What is expected
Only lines holding the string "Mean" are wanted; copy each one from the material.

Supplied information
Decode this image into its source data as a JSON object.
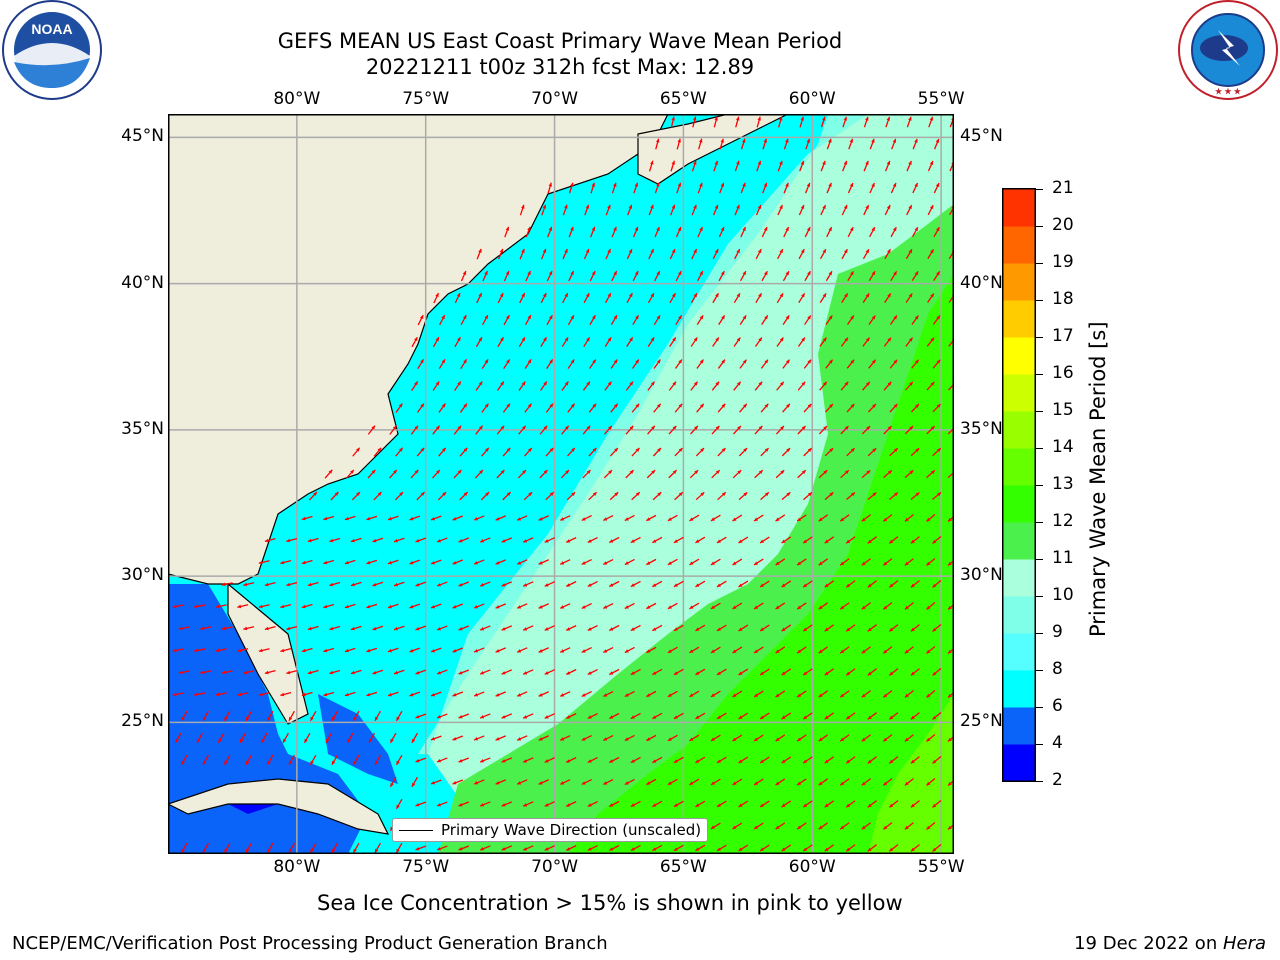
{
  "title": {
    "line1": "GEFS MEAN US East Coast Primary Wave Mean Period",
    "line2": "20221211 t00z 312h fcst   Max: 12.89"
  },
  "logos": {
    "left": "NOAA",
    "right": "NATIONAL WEATHER SERVICE"
  },
  "map": {
    "lon_ticks_top": [
      "80°W",
      "75°W",
      "70°W",
      "65°W",
      "60°W",
      "55°W"
    ],
    "lon_ticks_bottom": [
      "80°W",
      "75°W",
      "70°W",
      "65°W",
      "60°W",
      "55°W"
    ],
    "lat_ticks_left": [
      "45°N",
      "40°N",
      "35°N",
      "30°N",
      "25°N"
    ],
    "lat_ticks_right": [
      "45°N",
      "40°N",
      "35°N",
      "30°N",
      "25°N"
    ],
    "extent": {
      "lon": [
        -85,
        -54.5
      ],
      "lat": [
        20.5,
        45.8
      ]
    },
    "grid": true,
    "legend_label": "Primary Wave Direction (unscaled)",
    "arrow_color": "#ff0000",
    "land_color": "#efeedd"
  },
  "colorbar": {
    "label": "Primary Wave Mean Period [s]",
    "ticks": [
      "2",
      "4",
      "6",
      "8",
      "9",
      "10",
      "11",
      "12",
      "13",
      "14",
      "15",
      "16",
      "17",
      "18",
      "19",
      "20",
      "21"
    ],
    "colors": [
      "#0000ff",
      "#0a64fa",
      "#00ffff",
      "#55ffff",
      "#7fffe8",
      "#aaffdc",
      "#4cf04c",
      "#33ff00",
      "#66ff00",
      "#99ff00",
      "#ccff00",
      "#ffff00",
      "#ffcc00",
      "#ff9900",
      "#ff6600",
      "#ff3300",
      "#ff0000"
    ]
  },
  "caption": "Sea Ice Concentration > 15% is shown in pink to yellow",
  "footer": {
    "left": "NCEP/EMC/Verification Post Processing Product Generation Branch",
    "right_date": "19 Dec 2022 on ",
    "right_host": "Hera"
  }
}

Right answer
    "line1": "GEFS MEAN US East Coast Primary Wave Mean Period",
    "label": "Primary Wave Mean Period [s]",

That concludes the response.